What you need to do —
Output all of the entries below precisely as written.

--- Start Exercise input ---

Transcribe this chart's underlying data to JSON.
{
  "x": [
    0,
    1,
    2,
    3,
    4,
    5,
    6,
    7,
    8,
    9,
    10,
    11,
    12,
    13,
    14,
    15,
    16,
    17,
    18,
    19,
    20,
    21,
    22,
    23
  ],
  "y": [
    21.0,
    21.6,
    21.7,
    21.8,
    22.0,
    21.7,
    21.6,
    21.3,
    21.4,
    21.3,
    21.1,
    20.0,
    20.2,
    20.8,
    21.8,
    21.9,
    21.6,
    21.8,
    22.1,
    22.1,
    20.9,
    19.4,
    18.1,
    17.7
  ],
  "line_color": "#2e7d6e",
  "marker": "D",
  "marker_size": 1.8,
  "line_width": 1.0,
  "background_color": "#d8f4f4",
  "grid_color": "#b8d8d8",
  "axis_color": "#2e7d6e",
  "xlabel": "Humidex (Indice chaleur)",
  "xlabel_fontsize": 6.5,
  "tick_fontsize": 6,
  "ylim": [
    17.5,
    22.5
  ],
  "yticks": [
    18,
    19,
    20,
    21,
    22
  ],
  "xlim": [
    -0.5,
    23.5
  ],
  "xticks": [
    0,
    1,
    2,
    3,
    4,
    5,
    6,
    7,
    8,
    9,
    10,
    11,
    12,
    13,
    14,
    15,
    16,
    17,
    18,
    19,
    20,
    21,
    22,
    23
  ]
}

--- End Exercise input ---

Solution for this problem —
Transcribe this chart's underlying data to JSON.
{
  "x": [
    0,
    1,
    2,
    3,
    4,
    5,
    6,
    7,
    8,
    9,
    10,
    11,
    12,
    13,
    14,
    15,
    16,
    17,
    18,
    19,
    20,
    21,
    22,
    23
  ],
  "y": [
    21.0,
    21.6,
    21.7,
    21.8,
    22.0,
    21.7,
    21.6,
    21.3,
    21.4,
    21.3,
    21.1,
    20.0,
    20.2,
    20.8,
    21.8,
    21.9,
    21.6,
    21.8,
    22.1,
    22.1,
    20.9,
    19.4,
    18.1,
    17.7
  ],
  "line_color": "#2e7d6e",
  "marker": "D",
  "marker_size": 1.8,
  "line_width": 1.0,
  "background_color": "#d8f4f4",
  "grid_color": "#b8d8d8",
  "axis_color": "#2e7d6e",
  "xlabel": "Humidex (Indice chaleur)",
  "xlabel_fontsize": 6.5,
  "tick_fontsize": 6,
  "ylim": [
    17.5,
    22.5
  ],
  "yticks": [
    18,
    19,
    20,
    21,
    22
  ],
  "xlim": [
    -0.5,
    23.5
  ],
  "xticks": [
    0,
    1,
    2,
    3,
    4,
    5,
    6,
    7,
    8,
    9,
    10,
    11,
    12,
    13,
    14,
    15,
    16,
    17,
    18,
    19,
    20,
    21,
    22,
    23
  ]
}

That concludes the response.